_DATA ROWS_.
********************

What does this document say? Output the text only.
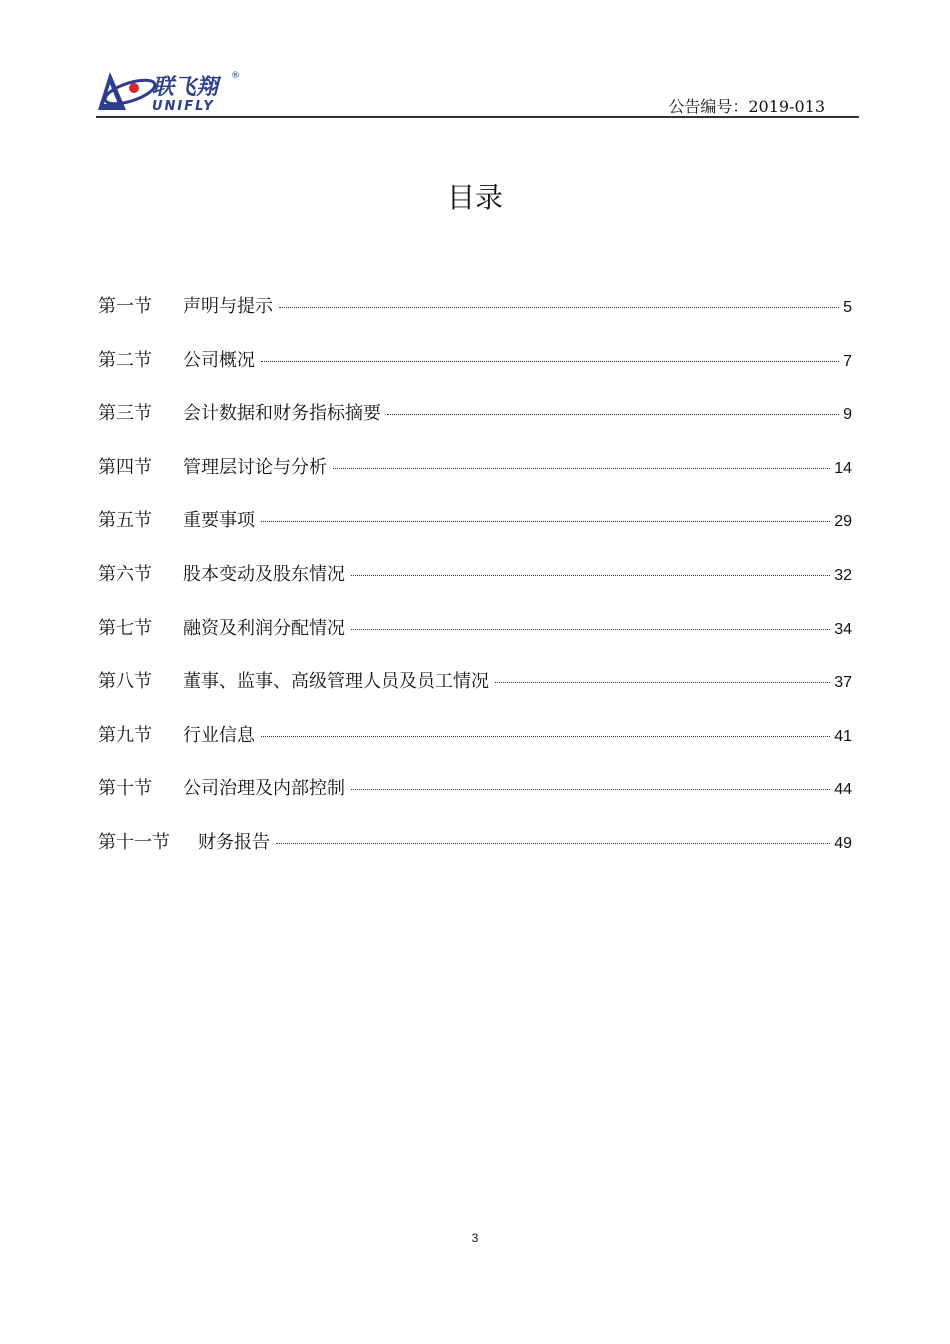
联飞翔	®
UNIFLY	公告编号：2019-013
目录
第一节	声明与提示	5
第二节	公司概况	7
第三节	会计数据和财务指标摘要	9
第四节	管理层讨论与分析	14
第五节	重要事项	29
第六节	股本变动及股东情况	32
第七节	融资及利润分配情况	34
第八节	董事、监事、高级管理人员及员工情况	37
第九节	行业信息	41
第十节	公司治理及内部控制	44
第十一节	财务报告	49
3
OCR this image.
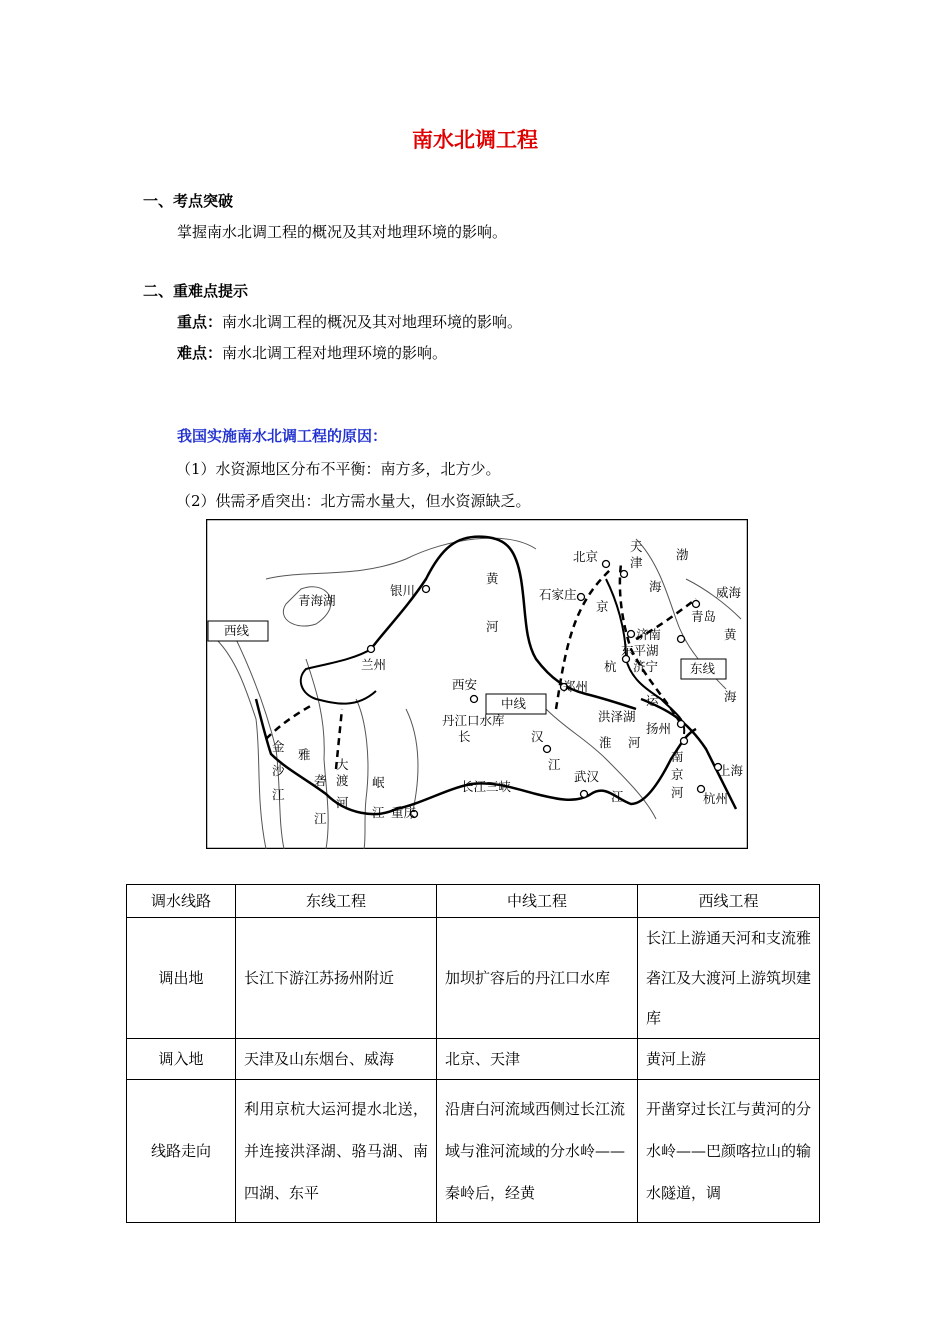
南水北调工程
一、考点突破
掌握南水北调工程的概况及其对地理环境的影响。
二、重难点提示
重点：南水北调工程的概况及其对地理环境的影响。
难点：南水北调工程对地理环境的影响。
我国实施南水北调工程的原因：
（1）水资源地区分布不平衡：南方多，北方少。
（2）供需矛盾突出：北方需水量大，但水资源缺乏。
北京
天
津
渤
海
青海湖
银川
黄
河
石家庄
京
威海
济南	黄
杭
东平湖
青岛
济宁
西线
兰州
西安	郑州
东线
中线	运	海
洪泽湖
扬州
丹江口水库
汉
江
淮 河
南
京
河
上海
杭州
武汉
江
长
长江三峡
金
沙
江
雅
砻
江
大
渡
河
岷
江 重庆
调水线路	东线工程	中线工程	西线工程
调出地	长江下游江苏扬州附近	加坝扩容后的丹江口水库	长江上游通天河和支流雅砻江及大渡河上游筑坝建库
调入地	天津及山东烟台、威海	北京、天津	黄河上游
线路走向	利用京杭大运河提水北送，并连接洪泽湖、骆马湖、南四湖、东平	沿唐白河流域西侧过长江流域与淮河流域的分水岭——秦岭后，经黄	开凿穿过长江与黄河的分水岭——巴颜喀拉山的输水隧道，调
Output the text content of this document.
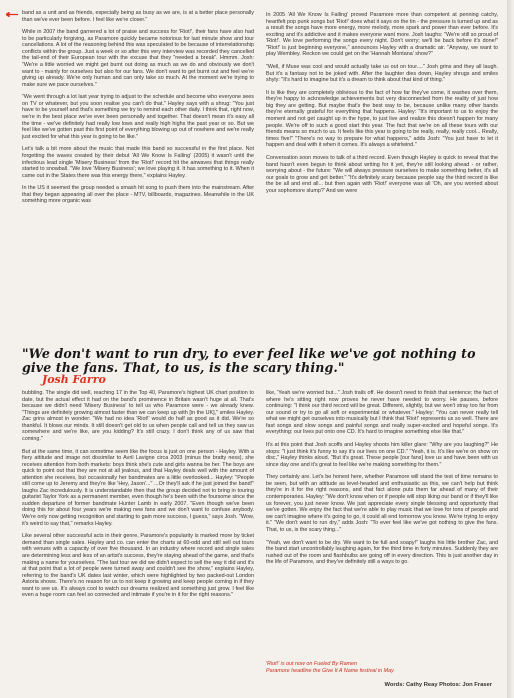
band as a unit and as friends, especially being as busy as we are, is at a better place personally than we've ever been before. I feel like we're closer."

While in 2007 the band garnered a lot of praise and success for 'Riot!', their fans have also had to be particularly forgiving, as Paramore quickly became notorious for last minute show and tour cancellations. A lot of the reasoning behind this was speculated to be because of interrelationship conflicts within the group. Just a week or so after this very interview was recorded they cancelled the tail-end of their European tour with the excuse that they "needed a break". Hmmm. Josh: "We're a little worried we might get burnt out doing as much as we do and obviously we don't want to - mainly for ourselves but also for our fans. We don't want to get burnt out and feel we're giving up already. We're only human and can only take so much. At the moment we're trying to make sure we pace ourselves."

"We went through a lot last year trying to adjust to the schedule and become who everyone sees on TV or whatever, but you soon realise you can't do that." Hayley says with a shrug: "You just have to be yourself and that's something we try to remind each other daily. I think that, right now, we're in the best place we've ever been personally and together. That doesn't mean it's easy all the time - we've definitely had really low lows and really high highs the past year or so. But we feel like we've gotten past this first point of everything blowing up out of nowhere and we're really just excited for what this year is going to be like."

Let's talk a bit more about the music that made this band so successful in the first place. Not forgetting the waves created by their debut 'All We Know Is Falling' (2005) it wasn't until the infectious lead single 'Misery Business' from the 'Riot!' record hit the airwaves that things really started to snowball. "We love 'Misery Business'; we love playing it. It has something to it. When it came out in the States there was this energy there," explains Hayley.

In the US it seemed the group needed a smash hit song to push them into the mainstream. After that they began appearing all over the place - MTV, billboards, magazines. Meanwhile in the UK something more organic was

In 2005 'All We Know Is Falling' proved Paramore more than competent at penning catchy, heartfelt pop punk songs but 'Riot!' does what it says on the tin - the pressure is turned up and as a result the songs have more energy, more melody, more spark and power than ever before. It's exciting and it's addictive and it makes everyone want more. Josh laughs: "We're still so proud of 'Riot!'. We love performing the songs every night. Don't worry; we'll be back before it's done!" "Riot!' is just beginning everyone," announces Hayley with a dramatic air. "Anyway, we want to play Wembley. Reckon we could get on the 'Hannah Montana' show?"

"Well, if Muse was cool and would actually take us out on tour...." Josh grins and they all laugh. But it's a fantasy not to be joked with. After the laughter dies down, Hayley shrugs and smiles shyly: "It's hard to imagine but it's a dream to think about that kind of thing."

It is like they are completely oblivious to the fact of how far they've come, it washes over them, they're happy to acknowledge achievements but very disconnected from the reality of just how big they are getting. But maybe that's the best way to be, because unlike many other bands they're eternally grateful for everything that happens. Hayley: "It's important to us to enjoy the moment and not get caught up in the hype, to just live and realize this doesn't happen for many people. We're off to such a good start this year. The fact that we're on all these tours with our friends means so much to us. It feels like this year is going to be really, really, really cool... Really, times five!" "There's no way to prepare for what happens," adds Josh: "You just have to let it happen and deal with it when it comes. It's always a whirlwind."

Conversation soon moves to talk of a third record. Even though Hayley is quick to reveal that the band hasn't even begun to think about writing for it yet, they're still looking ahead - or rather, worrying about - the future: "We will always pressure ourselves to make something better, it's all our goals to grow and get better." "It's definitely scary because people say the third record is like the be all and end all... but then again with 'Riot!' everyone was all 'Oh, are you worried about your sophomore slump?' And we were

"We don't want to run dry, to ever feel like we've got nothing to give the fans. That, to us, is the scary thing."
Josh Farro

bubbling. The single did well, reaching 17 in the Top 40, Paramore's highest UK chart position to date, but the actual effect it had on the band's prominence in Britain wasn't huge at all. That's because we didn't need 'Misery Business' to tell us who Paramore were - we already knew. "Things are definitely growing almost faster than we can keep up with [in the UK]," smiles Hayley. Zac grins almost in wonder: "We had no idea 'Riot!' would do half as good as it did. We're so thankful. It blows our minds. It still doesn't get old to us when people call and tell us they saw us somewhere and we're like, are you kidding? It's still crazy. I don't think any of us saw that coming."

But at the same time, it can sometime seem like the focus is just on one person - Hayley. With a fiery attitude and image not dissimilar to Avril Lavigne circa 2003 (minus the bratty ness), she receives attention from both markets: boys think she's cute and girls wanna be her. The boys are quick to point out that they are not at all jealous, and that Hayley deals well with the amount of attention she receives, but occasionally her bandmates are a little overlooked... Hayley: "People still come up to Jeremy and they're like 'Hey, Jason'..." ...Or they'll ask if he just joined the band!" laughs Zac incredulously. It is understandable then that the group decided not to bring in touring guitarist Taylor York as a permanent member, even though he's been with the foursome since the sudden departure of former bandmate Hunter Lamb in early 2007. "Even though we've been doing this for about four years we're making new fans and we don't want to confuse anybody. We're only now getting recognition and starting to gain more success, I guess," says Josh. "Wow, it's weird to say that," remarks Hayley.

Like several other successful acts in their genre, Paramore's popularity is marked more by ticket demand than single sales. Hayley and co. can enter the charts at 60-odd and still sell out tours with venues with a capacity of over five thousand. In an industry where record and single sales are determining less and less of an artist's success, they're staying ahead of the game, and that's making a name for yourselves. "The last tour we did we didn't expect to sell the way it did and it's at that point that a lot of people were turned away and couldn't see the show," explains Hayley, referring to the band's UK dates last winter, which were highlighted by two packed-out London Astoria shows. There's no reason for us to not keep it growing and keep people coming in if they want to see us. It's always cool to watch our dreams realized and something just grow. I feel like even a huge room can feel so connected and intimate if you're in it for the right reasons."

like, 'Yeah we're worried but..." Josh trails off. He doesn't need to finish that sentence; the fact of where he's sitting right now proves he never have needed to worry. He pauses, before continuing: "I think our third record will be great. Different, slightly, but we won't stray too far from our sound or try to go all soft or experimental or whatever." Hayley: "You can never really tell what we might get ourselves into musically but I think that 'Riot!' represents us so well. There are fast songs and slow songs and painful songs and really super-excited and hopeful songs. It's everything: our lives put onto one CD. It's hard to imagine something else like that."

It's at this point that Josh scoffs and Hayley shoots him killer glare: "Why are you laughing?" He stops: "I just think it's funny to say it's our lives on one CD." "Yeah, it is. It's like we're on show on disc," Hayley thinks aloud. "But it's great. These people [our fans] love us and have been with us since day one and it's great to feel like we're making something for them."

They certainly are. Let's be honest here, whether Paramore will stand the test of time remains to be seen, but with an attitude as level-headed and enthusiastic as this, we can't help but think they're in it for the right reasons, and that fact alone puts them far ahead of many of their contemporaries. Hayley: "We don't know when or if people will stop liking our band or if they'll like us forever, you just never know. We just appreciate every single blessing and opportunity that we've gotten. We enjoy the fact that we're able to play music that we love for tons of people and we can't imagine where it's going to go, it could all end tomorrow you know. We're trying to enjoy it." "We don't want to run dry," adds Josh: "To ever feel like we've got nothing to give the fans. That, to us, is the scary thing..."

"Yeah, we don't want to be dry. We want to be full and soapy!" laughs his little brother Zac, and the band start uncontrollably laughing again, for the third time in forty minutes. Suddenly they are rushed out of the room and flashbulbs are going off in every direction. This is just another day in the life of Paramore, and they've definitely still a ways to go.

'Riot!' is out now on Fueled By Ramen
Paramore headline the Give It A Name festival in May
Words: Cathy Reay Photos: Jon Fraser
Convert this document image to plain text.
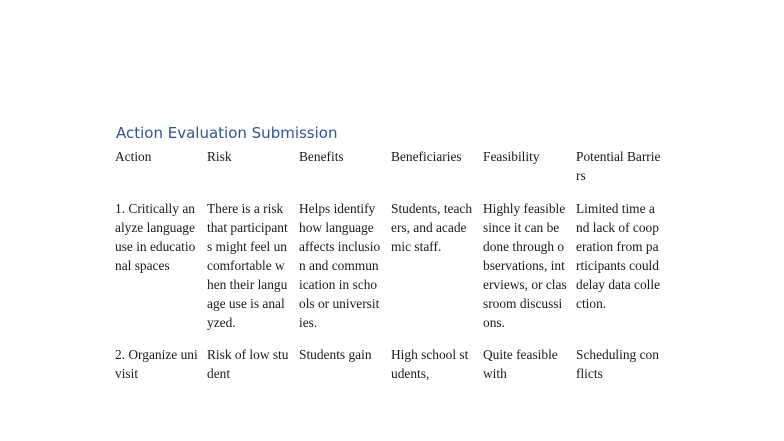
Action Evaluation Submission
Action	Risk	Benefits	Beneficiaries	Feasibility	Potential Barriers
1. Critically analyze language use in educational spaces	There is a risk that participants might feel uncomfortable when their language use is analyzed.	Helps identify how language affects inclusion and communication in schools or universities.	Students, teachers, and academic staff.	Highly feasible since it can be done through observations, interviews, or classroom discussions.	Limited time and lack of cooperation from participants could delay data collection.
2. Organize uni visit	Risk of low student	Students gain	High school students,	Quite feasible with	Scheduling conflicts
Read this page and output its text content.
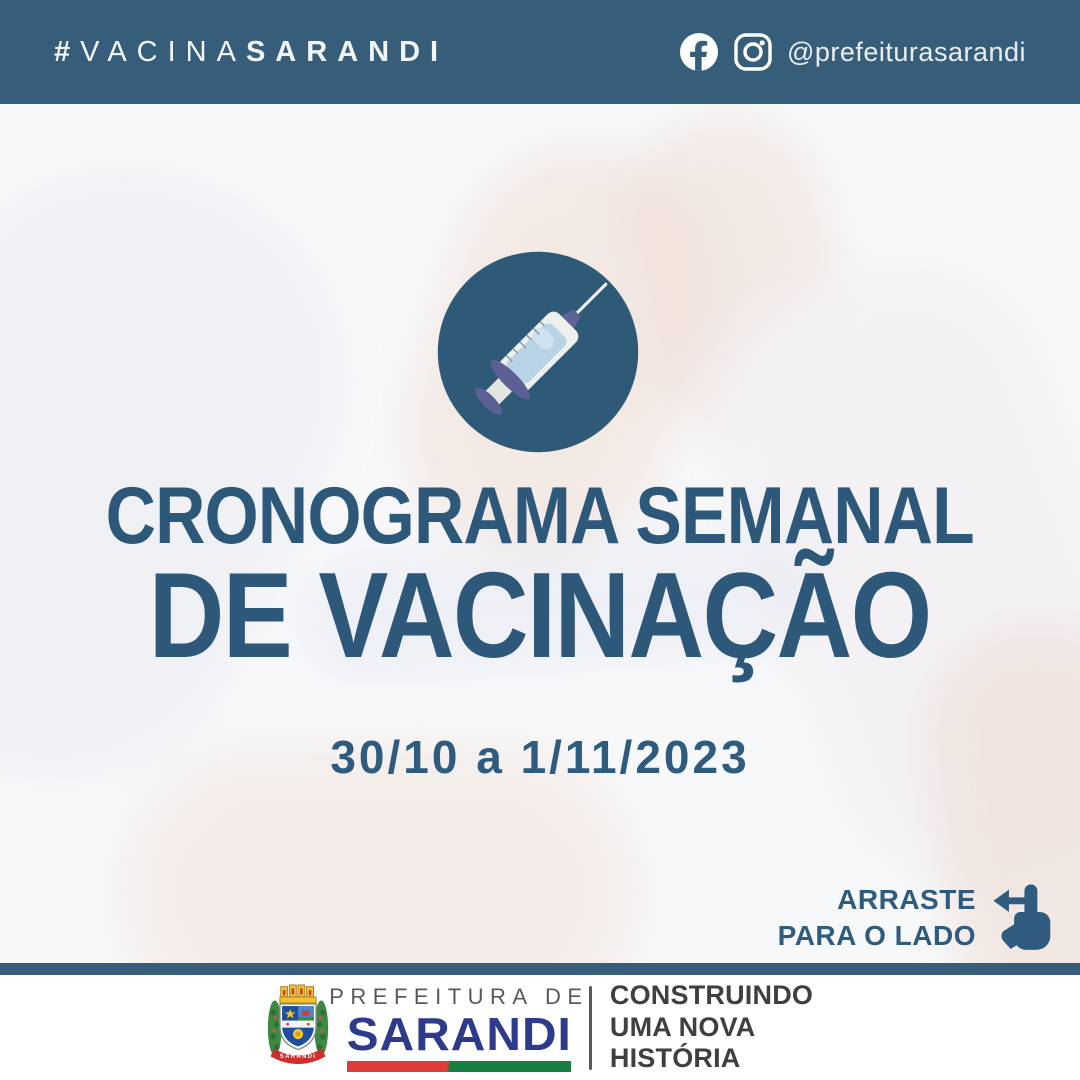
#VACINASARANDI	@prefeiturasarandi
CRONOGRAMA SEMANAL
DE VACINAÇÃO
30/10 a 1/11/2023
ARRASTE
PARA O LADO
SARANDI
PREFEITURA DE
SARANDI
CONSTRUINDO
UMA NOVA
HISTÓRIA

********************

_AIM_. Gather each line in the entries above where the string "Students" is found.

_TASK ANSWER_.
1. Critically analyze language use in educational spaces	There is a risk that participants might feel uncomfortable when their language use is analyzed.	Helps identify how language affects inclusion and communication in schools or universities.	Students, teachers, and academic staff.	Highly feasible since it can be done through observations, interviews, or classroom discussions.	Limited time and lack of cooperation from participants could delay data collection.
2. Organize uni visit	Risk of low student	Students gain	High school students,	Quite feasible with	Scheduling conflicts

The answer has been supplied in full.